What you will do: Extract every line that includes the string "Fleurons".
***** Record extracts
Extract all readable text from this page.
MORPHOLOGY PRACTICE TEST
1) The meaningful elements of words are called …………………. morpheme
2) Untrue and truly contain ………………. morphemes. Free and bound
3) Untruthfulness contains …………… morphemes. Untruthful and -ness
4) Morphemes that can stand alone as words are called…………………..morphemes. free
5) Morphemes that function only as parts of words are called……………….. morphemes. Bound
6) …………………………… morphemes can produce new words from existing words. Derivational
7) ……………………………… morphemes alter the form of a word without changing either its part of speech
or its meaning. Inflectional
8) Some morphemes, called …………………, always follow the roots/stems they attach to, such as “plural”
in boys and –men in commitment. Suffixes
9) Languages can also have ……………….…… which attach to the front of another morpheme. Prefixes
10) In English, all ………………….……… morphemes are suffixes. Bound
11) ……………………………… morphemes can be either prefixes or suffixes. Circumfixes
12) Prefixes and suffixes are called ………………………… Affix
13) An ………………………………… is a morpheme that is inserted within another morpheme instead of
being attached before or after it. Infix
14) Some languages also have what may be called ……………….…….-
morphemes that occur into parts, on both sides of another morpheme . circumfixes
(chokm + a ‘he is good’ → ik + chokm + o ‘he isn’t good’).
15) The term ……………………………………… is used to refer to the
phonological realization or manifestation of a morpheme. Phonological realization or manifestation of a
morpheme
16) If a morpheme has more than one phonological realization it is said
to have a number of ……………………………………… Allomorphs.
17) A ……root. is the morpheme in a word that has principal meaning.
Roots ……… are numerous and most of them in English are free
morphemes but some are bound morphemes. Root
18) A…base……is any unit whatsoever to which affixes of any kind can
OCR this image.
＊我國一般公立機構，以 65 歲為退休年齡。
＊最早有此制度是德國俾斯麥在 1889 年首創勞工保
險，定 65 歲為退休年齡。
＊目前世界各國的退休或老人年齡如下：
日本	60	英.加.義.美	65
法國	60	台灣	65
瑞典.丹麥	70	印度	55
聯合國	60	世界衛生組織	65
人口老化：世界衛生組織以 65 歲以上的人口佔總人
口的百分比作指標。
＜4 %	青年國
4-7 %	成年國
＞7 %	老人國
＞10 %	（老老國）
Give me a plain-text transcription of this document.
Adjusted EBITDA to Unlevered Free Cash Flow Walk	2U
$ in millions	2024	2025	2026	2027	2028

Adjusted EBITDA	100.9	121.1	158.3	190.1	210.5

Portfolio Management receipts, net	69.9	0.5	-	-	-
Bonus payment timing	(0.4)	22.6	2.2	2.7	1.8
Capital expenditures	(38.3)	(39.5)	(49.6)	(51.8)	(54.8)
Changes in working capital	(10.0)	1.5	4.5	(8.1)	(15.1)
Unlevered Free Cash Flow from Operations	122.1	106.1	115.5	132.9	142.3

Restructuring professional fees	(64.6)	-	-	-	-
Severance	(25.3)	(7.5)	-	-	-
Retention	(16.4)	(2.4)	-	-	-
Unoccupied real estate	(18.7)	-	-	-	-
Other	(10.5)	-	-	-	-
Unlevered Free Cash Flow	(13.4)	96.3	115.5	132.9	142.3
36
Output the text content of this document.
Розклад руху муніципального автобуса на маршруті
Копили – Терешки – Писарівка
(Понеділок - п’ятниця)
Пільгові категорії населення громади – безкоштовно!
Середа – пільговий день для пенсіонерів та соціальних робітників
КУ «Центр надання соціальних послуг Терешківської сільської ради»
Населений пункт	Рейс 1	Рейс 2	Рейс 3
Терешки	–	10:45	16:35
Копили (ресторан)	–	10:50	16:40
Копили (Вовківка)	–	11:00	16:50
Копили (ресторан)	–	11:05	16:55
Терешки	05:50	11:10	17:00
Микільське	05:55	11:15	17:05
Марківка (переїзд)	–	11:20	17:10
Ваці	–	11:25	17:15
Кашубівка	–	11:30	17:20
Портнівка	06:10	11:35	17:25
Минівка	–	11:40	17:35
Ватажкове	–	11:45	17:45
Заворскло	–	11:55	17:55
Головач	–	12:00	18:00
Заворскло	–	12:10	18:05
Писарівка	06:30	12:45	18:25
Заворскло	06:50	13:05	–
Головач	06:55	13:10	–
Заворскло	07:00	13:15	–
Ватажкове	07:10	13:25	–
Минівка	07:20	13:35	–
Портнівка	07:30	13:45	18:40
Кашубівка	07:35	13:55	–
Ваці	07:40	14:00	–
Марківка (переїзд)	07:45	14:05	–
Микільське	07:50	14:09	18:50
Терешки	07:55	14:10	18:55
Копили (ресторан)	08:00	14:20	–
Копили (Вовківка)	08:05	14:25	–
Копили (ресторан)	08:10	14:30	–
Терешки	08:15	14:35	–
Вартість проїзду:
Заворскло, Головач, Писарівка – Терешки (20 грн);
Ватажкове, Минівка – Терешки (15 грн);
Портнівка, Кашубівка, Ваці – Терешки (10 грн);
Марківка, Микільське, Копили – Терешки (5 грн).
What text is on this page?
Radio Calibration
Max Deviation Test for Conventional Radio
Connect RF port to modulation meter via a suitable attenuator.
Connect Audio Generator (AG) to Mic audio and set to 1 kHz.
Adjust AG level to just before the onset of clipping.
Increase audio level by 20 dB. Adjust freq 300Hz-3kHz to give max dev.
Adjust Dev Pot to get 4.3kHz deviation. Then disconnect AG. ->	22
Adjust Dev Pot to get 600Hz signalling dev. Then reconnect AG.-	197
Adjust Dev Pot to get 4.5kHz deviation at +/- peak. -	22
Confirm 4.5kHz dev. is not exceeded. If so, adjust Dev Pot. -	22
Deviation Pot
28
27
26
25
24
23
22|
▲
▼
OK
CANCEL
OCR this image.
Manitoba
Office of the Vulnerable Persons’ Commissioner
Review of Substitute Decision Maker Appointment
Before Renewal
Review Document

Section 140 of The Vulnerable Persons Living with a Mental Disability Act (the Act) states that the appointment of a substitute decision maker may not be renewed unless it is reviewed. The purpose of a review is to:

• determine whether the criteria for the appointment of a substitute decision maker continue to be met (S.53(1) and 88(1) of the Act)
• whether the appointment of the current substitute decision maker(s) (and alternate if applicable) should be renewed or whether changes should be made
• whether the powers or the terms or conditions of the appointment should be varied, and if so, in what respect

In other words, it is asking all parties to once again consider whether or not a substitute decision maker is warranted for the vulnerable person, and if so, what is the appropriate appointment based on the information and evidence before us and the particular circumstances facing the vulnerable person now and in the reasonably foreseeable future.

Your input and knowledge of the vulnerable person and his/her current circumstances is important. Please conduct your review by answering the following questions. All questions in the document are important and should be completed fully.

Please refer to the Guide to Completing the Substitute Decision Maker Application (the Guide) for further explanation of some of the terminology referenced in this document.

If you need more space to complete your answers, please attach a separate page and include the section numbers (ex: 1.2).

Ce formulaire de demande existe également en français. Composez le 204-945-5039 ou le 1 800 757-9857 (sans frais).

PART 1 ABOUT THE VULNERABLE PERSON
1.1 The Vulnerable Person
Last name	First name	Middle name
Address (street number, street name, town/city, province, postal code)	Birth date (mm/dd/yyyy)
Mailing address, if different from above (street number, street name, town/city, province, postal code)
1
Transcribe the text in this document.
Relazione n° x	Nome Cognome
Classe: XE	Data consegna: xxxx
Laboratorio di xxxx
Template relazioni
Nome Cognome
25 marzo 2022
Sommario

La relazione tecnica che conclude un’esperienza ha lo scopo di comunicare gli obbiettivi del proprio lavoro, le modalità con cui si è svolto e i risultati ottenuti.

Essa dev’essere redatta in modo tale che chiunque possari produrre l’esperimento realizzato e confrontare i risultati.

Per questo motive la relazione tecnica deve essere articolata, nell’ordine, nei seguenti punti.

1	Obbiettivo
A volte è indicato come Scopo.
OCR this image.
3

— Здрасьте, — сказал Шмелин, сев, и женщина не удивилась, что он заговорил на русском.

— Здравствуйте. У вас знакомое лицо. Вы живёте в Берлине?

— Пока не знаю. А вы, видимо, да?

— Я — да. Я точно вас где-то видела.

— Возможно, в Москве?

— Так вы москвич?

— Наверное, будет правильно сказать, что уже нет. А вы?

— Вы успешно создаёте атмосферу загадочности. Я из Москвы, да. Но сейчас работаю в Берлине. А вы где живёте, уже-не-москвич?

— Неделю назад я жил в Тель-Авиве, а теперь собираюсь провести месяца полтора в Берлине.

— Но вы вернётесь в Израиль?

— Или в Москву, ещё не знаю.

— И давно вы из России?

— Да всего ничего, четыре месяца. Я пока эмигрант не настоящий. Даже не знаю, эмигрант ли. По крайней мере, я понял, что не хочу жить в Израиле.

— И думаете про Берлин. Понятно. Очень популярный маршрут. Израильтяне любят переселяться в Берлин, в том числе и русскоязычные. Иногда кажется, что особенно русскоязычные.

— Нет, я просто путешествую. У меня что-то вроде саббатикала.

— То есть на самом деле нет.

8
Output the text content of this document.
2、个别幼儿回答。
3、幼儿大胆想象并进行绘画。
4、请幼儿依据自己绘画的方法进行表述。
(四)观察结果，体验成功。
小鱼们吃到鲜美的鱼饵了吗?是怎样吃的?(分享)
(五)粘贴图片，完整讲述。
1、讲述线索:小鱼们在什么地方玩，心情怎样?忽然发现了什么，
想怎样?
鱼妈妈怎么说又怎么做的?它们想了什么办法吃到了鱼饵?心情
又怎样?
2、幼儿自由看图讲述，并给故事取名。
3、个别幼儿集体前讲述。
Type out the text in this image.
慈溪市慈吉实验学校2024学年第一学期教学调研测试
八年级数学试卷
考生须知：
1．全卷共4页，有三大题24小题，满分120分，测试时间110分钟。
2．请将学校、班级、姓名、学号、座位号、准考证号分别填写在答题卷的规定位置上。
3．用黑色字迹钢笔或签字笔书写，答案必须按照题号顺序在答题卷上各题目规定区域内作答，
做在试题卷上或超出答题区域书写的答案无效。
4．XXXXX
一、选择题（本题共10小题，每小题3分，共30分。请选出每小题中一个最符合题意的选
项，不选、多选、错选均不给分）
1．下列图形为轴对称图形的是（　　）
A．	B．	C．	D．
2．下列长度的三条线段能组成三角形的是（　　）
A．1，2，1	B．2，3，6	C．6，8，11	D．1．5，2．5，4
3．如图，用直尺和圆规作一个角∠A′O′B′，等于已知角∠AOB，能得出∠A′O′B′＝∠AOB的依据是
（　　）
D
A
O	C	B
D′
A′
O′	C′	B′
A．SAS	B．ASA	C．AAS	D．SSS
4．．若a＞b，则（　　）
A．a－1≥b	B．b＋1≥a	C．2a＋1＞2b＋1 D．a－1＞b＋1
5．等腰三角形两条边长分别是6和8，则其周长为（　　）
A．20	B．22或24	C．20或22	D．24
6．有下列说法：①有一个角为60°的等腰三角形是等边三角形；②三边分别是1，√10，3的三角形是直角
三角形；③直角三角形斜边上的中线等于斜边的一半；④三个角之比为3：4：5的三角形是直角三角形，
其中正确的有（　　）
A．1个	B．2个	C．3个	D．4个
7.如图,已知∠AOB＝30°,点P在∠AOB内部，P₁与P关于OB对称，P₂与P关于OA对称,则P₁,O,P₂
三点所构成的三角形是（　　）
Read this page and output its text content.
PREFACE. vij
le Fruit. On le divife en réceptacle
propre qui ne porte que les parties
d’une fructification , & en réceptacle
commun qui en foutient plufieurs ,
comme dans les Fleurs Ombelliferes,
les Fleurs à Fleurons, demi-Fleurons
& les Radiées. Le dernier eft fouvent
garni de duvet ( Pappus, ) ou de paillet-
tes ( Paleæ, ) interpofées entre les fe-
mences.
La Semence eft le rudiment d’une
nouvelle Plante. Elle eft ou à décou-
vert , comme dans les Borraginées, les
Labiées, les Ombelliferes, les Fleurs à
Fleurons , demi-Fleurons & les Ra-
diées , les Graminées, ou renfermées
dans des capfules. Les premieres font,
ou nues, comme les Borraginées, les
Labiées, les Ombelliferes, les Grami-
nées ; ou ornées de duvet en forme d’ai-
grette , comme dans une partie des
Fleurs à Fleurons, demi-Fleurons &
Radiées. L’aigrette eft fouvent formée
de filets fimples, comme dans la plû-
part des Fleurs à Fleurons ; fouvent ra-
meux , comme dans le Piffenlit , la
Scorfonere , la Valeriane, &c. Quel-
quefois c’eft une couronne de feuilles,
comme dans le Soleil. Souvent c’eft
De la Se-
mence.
**********
Correct result:
les Fleurs à Fleurons, demi-Fleurons
Fleurons , demi-Fleurons & les Ra-
Fleurs à Fleurons, demi-Fleurons &
part des Fleurs à Fleurons ; fouvent ra-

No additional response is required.